**Your goal:** Give every entry again, unchanged, and leave its images out.

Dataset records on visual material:
[Begin]

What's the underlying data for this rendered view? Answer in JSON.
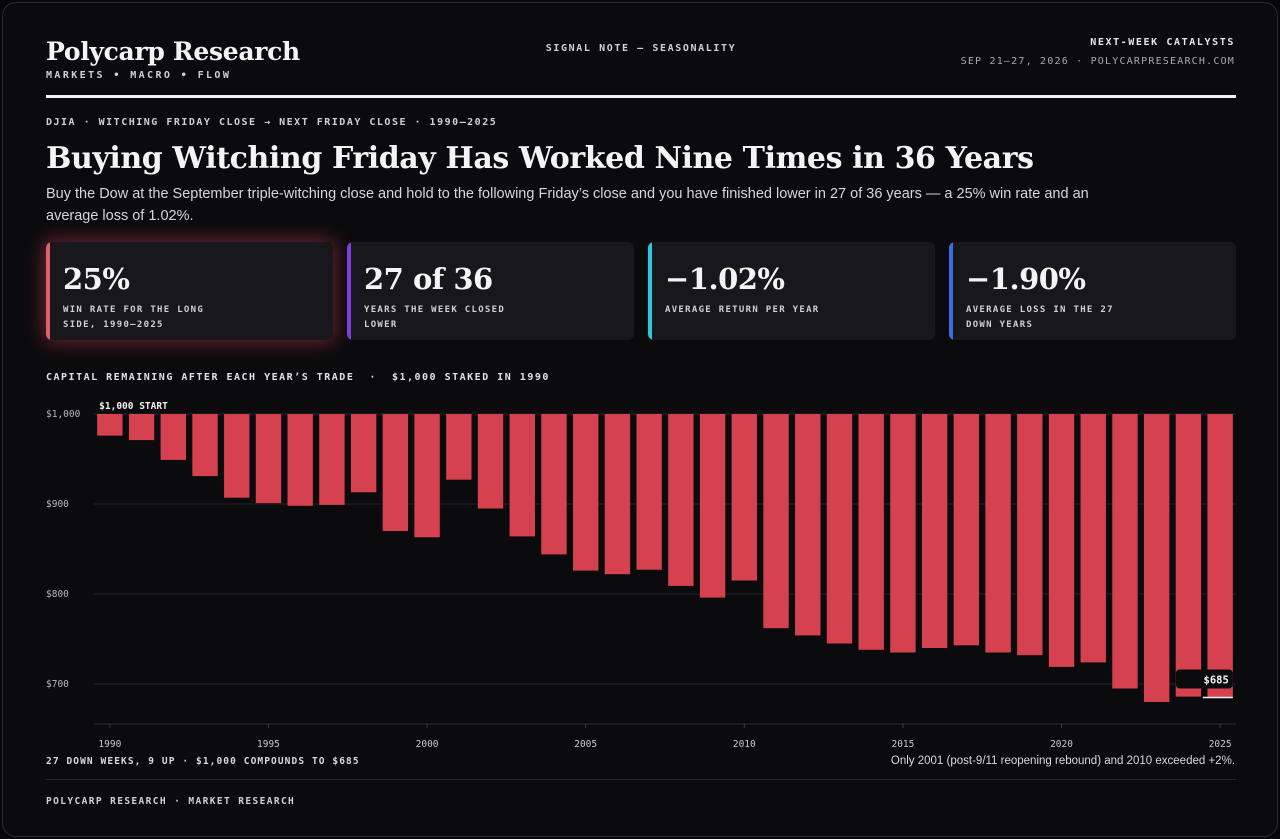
{
  "header": {
    "brand": "Polycarp Research",
    "tagline": "MARKETS • MACRO • FLOW",
    "center": "SIGNAL NOTE — SEASONALITY",
    "right_title": "NEXT-WEEK CATALYSTS",
    "right_sub": "SEP 21–27, 2026 · POLYCARPRESEARCH.COM"
  },
  "kicker": "DJIA · WITCHING FRIDAY CLOSE → NEXT FRIDAY CLOSE · 1990–2025",
  "headline": "Buying Witching Friday Has Worked Nine Times in 36 Years",
  "dek": "Buy the Dow at the September triple-witching close and hold to the following Friday’s close and you have finished lower in 27 of 36 years — a 25% win rate and an average loss of 1.02%.",
  "cards": [
    {
      "value": "25%",
      "label": "WIN RATE FOR THE LONG SIDE, 1990–2025",
      "accent": "#e0606e"
    },
    {
      "value": "27 of 36",
      "label": "YEARS THE WEEK CLOSED LOWER",
      "accent": "#7b3fe4"
    },
    {
      "value": "−1.02%",
      "label": "AVERAGE RETURN PER YEAR",
      "accent": "#2ec7e0"
    },
    {
      "value": "−1.90%",
      "label": "AVERAGE LOSS IN THE 27 DOWN YEARS",
      "accent": "#3a6ee8"
    }
  ],
  "chart_title": "CAPITAL REMAINING AFTER EACH YEAR’S TRADE  ·  $1,000 STAKED IN 1990",
  "chart_data": {
    "type": "bar",
    "baseline": 1000,
    "ylim": [
      655,
      1000
    ],
    "y_ticks": [
      1000,
      900,
      800,
      700
    ],
    "y_tick_labels": [
      "$1,000",
      "$900",
      "$800",
      "$700"
    ],
    "x_ticks": [
      1990,
      1995,
      2000,
      2005,
      2010,
      2015,
      2020,
      2025
    ],
    "categories": [
      1990,
      1991,
      1992,
      1993,
      1994,
      1995,
      1996,
      1997,
      1998,
      1999,
      2000,
      2001,
      2002,
      2003,
      2004,
      2005,
      2006,
      2007,
      2008,
      2009,
      2010,
      2011,
      2012,
      2013,
      2014,
      2015,
      2016,
      2017,
      2018,
      2019,
      2020,
      2021,
      2022,
      2023,
      2024,
      2025
    ],
    "values": [
      976,
      971,
      949,
      931,
      907,
      901,
      898,
      899,
      913,
      870,
      863,
      927,
      895,
      864,
      844,
      826,
      822,
      827,
      809,
      796,
      815,
      762,
      754,
      745,
      738,
      735,
      740,
      743,
      735,
      732,
      719,
      724,
      695,
      680,
      686,
      685
    ],
    "annotations": [
      {
        "text": "$1,000 START",
        "at": 1990
      },
      {
        "text": "$685",
        "at": 2025
      }
    ],
    "bar_color": "#d6414f",
    "grid": true
  },
  "footer": {
    "left": "27 DOWN WEEKS, 9 UP · $1,000 COMPOUNDS TO $685",
    "right": "Only 2001 (post-9/11 reopening rebound) and 2010 exceeded +2%.",
    "colophon": "POLYCARP RESEARCH · MARKET RESEARCH"
  }
}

[End]

**Task output:**
What's the underlying data for this rendered view? Answer in JSON.
{
  "header": {
    "brand": "Polycarp Research",
    "tagline": "MARKETS • MACRO • FLOW",
    "center": "SIGNAL NOTE — SEASONALITY",
    "right_title": "NEXT-WEEK CATALYSTS",
    "right_sub": "SEP 21–27, 2026 · POLYCARPRESEARCH.COM"
  },
  "kicker": "DJIA · WITCHING FRIDAY CLOSE → NEXT FRIDAY CLOSE · 1990–2025",
  "headline": "Buying Witching Friday Has Worked Nine Times in 36 Years",
  "dek": "Buy the Dow at the September triple-witching close and hold to the following Friday’s close and you have finished lower in 27 of 36 years — a 25% win rate and an average loss of 1.02%.",
  "cards": [
    {
      "value": "25%",
      "label": "WIN RATE FOR THE LONG SIDE, 1990–2025",
      "accent": "#e0606e"
    },
    {
      "value": "27 of 36",
      "label": "YEARS THE WEEK CLOSED LOWER",
      "accent": "#7b3fe4"
    },
    {
      "value": "−1.02%",
      "label": "AVERAGE RETURN PER YEAR",
      "accent": "#2ec7e0"
    },
    {
      "value": "−1.90%",
      "label": "AVERAGE LOSS IN THE 27 DOWN YEARS",
      "accent": "#3a6ee8"
    }
  ],
  "chart_title": "CAPITAL REMAINING AFTER EACH YEAR’S TRADE  ·  $1,000 STAKED IN 1990",
  "chart_data": {
    "type": "bar",
    "baseline": 1000,
    "ylim": [
      655,
      1000
    ],
    "y_ticks": [
      1000,
      900,
      800,
      700
    ],
    "y_tick_labels": [
      "$1,000",
      "$900",
      "$800",
      "$700"
    ],
    "x_ticks": [
      1990,
      1995,
      2000,
      2005,
      2010,
      2015,
      2020,
      2025
    ],
    "categories": [
      1990,
      1991,
      1992,
      1993,
      1994,
      1995,
      1996,
      1997,
      1998,
      1999,
      2000,
      2001,
      2002,
      2003,
      2004,
      2005,
      2006,
      2007,
      2008,
      2009,
      2010,
      2011,
      2012,
      2013,
      2014,
      2015,
      2016,
      2017,
      2018,
      2019,
      2020,
      2021,
      2022,
      2023,
      2024,
      2025
    ],
    "values": [
      976,
      971,
      949,
      931,
      907,
      901,
      898,
      899,
      913,
      870,
      863,
      927,
      895,
      864,
      844,
      826,
      822,
      827,
      809,
      796,
      815,
      762,
      754,
      745,
      738,
      735,
      740,
      743,
      735,
      732,
      719,
      724,
      695,
      680,
      686,
      685
    ],
    "annotations": [
      {
        "text": "$1,000 START",
        "at": 1990
      },
      {
        "text": "$685",
        "at": 2025
      }
    ],
    "bar_color": "#d6414f",
    "grid": true
  },
  "footer": {
    "left": "27 DOWN WEEKS, 9 UP · $1,000 COMPOUNDS TO $685",
    "right": "Only 2001 (post-9/11 reopening rebound) and 2010 exceeded +2%.",
    "colophon": "POLYCARP RESEARCH · MARKET RESEARCH"
  }
}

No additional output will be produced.